Rispondi a queste domande sul brano dedicato all'animatore digitale riportato più sotto:
1. Con quale nota si è aperta la partita dell'animatore digitale?
2. Quali gruppi tematici sui social sono stati quasi monopolizzati dal tema?
3. Quale azione affida in sostanza il PNSD all'#AD?

**Brano citato:**
# # # #
Da quando, con la nota di metà novembre (Nota prot. n 17791 del 19/11/2015), si è aperta la partita dell’animatore digitale (#AD), prima con la richiesta dell’individuazione, poi con la definizione delle reti per la formazione “ufficiale” MIUR, il tema ha quasi monopolizzato i gruppi tematici (didattica e tecnologia) sui social. La “questione digitale” emerge e si diffonde anche al di là della cerchia dei soliti noti, intendendo docenti e scuole che negli step precedenti del PNSD già si erano mossi ed avevano ottenuto risultati. E’ un primo risultato di tutto rilievo. Anche le punte di animosità che caratterizzano il confronto on line tra chi sostiene le più variegate posizioni sul tema sottolinea interesse ed attenzione per la questione, e riflette un dibattito magari meno acceso ma non irrilevante dentro le scuole.

All’#AD il PNSD affida in sostanza l’azione di accompagnamento. La “figura” accompagna a livello di istituto l’applicazione del Piano, la realizzazione adesso_e_qui delle non semplici azioni che questo delinea, il raggiungimento di finalità che, nella loro compiutezza, sono chiaramente a distanza siderale dalla realtà, dal vissuto di molte scuole. Chi ha scritto il documento ne era (ed è) ben consapevole, ma la linea andava tracciata, per ri-orientare la corsa di chi già è avanti sulla via del digitale, e per indicare a chi si avvicina a queste problematiche gli obiettivi ultimi e saltare magari qualche passaggio intermedio oggi non più indispensabile.
# # # #
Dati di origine
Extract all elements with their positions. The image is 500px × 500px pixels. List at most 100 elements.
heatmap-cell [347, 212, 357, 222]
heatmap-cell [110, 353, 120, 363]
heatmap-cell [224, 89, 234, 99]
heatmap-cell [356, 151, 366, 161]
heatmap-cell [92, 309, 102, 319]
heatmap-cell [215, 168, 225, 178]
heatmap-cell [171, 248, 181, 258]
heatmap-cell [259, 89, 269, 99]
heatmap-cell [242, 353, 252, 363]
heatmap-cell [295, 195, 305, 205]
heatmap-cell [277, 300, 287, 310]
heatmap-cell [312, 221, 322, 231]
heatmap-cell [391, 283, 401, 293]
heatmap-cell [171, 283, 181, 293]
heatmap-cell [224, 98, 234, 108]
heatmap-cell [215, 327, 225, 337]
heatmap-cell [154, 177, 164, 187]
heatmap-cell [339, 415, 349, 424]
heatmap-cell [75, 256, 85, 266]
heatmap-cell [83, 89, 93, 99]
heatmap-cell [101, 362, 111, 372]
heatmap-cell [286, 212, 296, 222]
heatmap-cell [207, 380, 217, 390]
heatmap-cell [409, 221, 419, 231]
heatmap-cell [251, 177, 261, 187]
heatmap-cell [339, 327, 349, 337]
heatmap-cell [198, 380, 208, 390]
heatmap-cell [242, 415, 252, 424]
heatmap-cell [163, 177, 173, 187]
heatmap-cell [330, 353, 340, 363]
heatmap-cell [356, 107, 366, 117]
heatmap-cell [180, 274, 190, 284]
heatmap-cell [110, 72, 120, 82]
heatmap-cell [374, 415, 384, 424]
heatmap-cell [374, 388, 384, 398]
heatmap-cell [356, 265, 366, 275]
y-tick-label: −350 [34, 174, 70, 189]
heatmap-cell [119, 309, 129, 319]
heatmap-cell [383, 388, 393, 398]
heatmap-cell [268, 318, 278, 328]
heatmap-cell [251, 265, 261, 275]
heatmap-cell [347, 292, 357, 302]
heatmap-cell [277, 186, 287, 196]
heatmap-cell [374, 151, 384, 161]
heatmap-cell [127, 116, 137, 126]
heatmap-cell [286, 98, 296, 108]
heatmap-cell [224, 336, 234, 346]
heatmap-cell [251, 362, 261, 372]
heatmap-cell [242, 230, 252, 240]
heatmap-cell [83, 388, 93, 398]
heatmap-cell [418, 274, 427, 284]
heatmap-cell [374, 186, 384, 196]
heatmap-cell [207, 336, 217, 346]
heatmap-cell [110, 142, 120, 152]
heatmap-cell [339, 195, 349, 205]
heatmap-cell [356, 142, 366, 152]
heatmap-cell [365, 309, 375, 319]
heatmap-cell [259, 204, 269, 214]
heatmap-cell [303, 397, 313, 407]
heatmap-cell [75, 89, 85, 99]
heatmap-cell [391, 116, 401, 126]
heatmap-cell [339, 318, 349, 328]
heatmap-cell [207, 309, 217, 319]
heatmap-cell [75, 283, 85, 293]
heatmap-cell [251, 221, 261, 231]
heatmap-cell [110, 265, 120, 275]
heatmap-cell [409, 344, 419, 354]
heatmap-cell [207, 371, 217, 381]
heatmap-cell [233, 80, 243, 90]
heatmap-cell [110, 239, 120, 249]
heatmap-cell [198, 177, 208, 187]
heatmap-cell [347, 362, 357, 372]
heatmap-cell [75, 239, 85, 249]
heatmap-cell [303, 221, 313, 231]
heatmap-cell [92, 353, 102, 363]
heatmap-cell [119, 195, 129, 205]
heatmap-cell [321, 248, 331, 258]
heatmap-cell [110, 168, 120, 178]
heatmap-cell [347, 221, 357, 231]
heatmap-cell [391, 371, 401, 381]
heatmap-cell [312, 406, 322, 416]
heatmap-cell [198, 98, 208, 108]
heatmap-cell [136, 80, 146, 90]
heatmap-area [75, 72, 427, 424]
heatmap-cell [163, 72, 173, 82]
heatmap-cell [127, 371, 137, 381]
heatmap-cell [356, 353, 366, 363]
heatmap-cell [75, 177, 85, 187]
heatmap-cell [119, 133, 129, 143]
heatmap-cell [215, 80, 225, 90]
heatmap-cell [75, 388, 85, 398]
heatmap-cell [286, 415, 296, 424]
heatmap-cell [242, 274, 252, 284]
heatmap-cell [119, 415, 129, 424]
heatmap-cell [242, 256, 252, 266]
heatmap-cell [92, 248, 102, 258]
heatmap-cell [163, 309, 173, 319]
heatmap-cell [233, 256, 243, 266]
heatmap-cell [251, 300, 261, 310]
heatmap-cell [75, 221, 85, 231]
# # # #
**Risposta attesa:**
1. Con la nota di metà novembre, Nota prot. n 17791 del 19/11/2015.
2. I gruppi tematici di didattica e tecnologia.
3. L'azione di accompagnamento.